**PROBLEM DETAILS:**
Check each line of the records below and collect those that include the word "unique".

**RECORDS TO PROCESS:**
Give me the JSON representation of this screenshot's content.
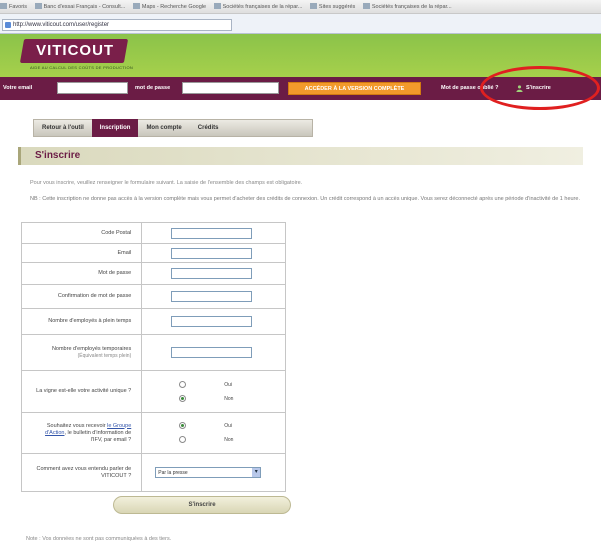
{
  "browser": {
    "favorites": [
      "Favoris",
      "Banc d'essai Français - Consult...",
      "Maps - Recherche Google",
      "Sociétés françaises de la répar...",
      "Sites suggérés",
      "Sociétés françaises de la répar..."
    ],
    "url": "http://www.viticout.com/user/register"
  },
  "site": {
    "logo": "VITICOUT",
    "tagline": "AIDE AU CALCUL DES COÛTS DE PRODUCTION"
  },
  "login": {
    "email_label": "Votre email",
    "password_label": "mot de passe",
    "full_version_button": "ACCÉDER À LA VERSION COMPLÈTE",
    "forgot_link": "Mot de passe oublié ?",
    "register_link": "S'inscrire"
  },
  "tabs": [
    "Retour à l'outil",
    "Inscription",
    "Mon compte",
    "Crédits"
  ],
  "active_tab": 1,
  "page": {
    "title": "S'inscrire",
    "intro": "Pour vous inscrire, veuillez renseigner le formulaire suivant. La saisie de l'ensemble des champs est obligatoire.",
    "nb": "NB : Cette inscription ne donne pas accès à la version complète mais vous permet d'acheter des crédits de connexion. Un crédit correspond à un accès unique. Vous serez déconnecté après une période d'inactivité de 1 heure."
  },
  "form": {
    "code_postal": "Code Postal",
    "email": "Email",
    "mot_de_passe": "Mot de passe",
    "confirmation": "Confirmation de mot de passe",
    "employes_plein": "Nombre d'employés à plein temps",
    "employes_temp": "Nombre d'employés temporaires",
    "employes_temp_sub": "(Équivalent temps plein)",
    "vigne_q": "La vigne est-elle votre activité unique ?",
    "newsletter_pre": "Souhaitez vous recevoir",
    "newsletter_link": "le Groupe d'Action",
    "newsletter_post": ", le bulletin d'information de l'IFV, par email ?",
    "oui": "Oui",
    "non": "Non",
    "source_q": "Comment avez vous entendu parler de VITICOUT ?",
    "source_value": "Par la presse",
    "submit": "S'inscrire"
  },
  "note": "Note : Vos données ne sont pas communiquées à des tiers."
}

**RESPONSE TO THE EXERCISE:**
    "nb": "NB : Cette inscription ne donne pas accès à la version complète mais vous permet d'acheter des crédits de connexion. Un crédit correspond à un accès unique. Vous serez déconnecté après une période d'inactivité de 1 heure."
    "vigne_q": "La vigne est-elle votre activité unique ?",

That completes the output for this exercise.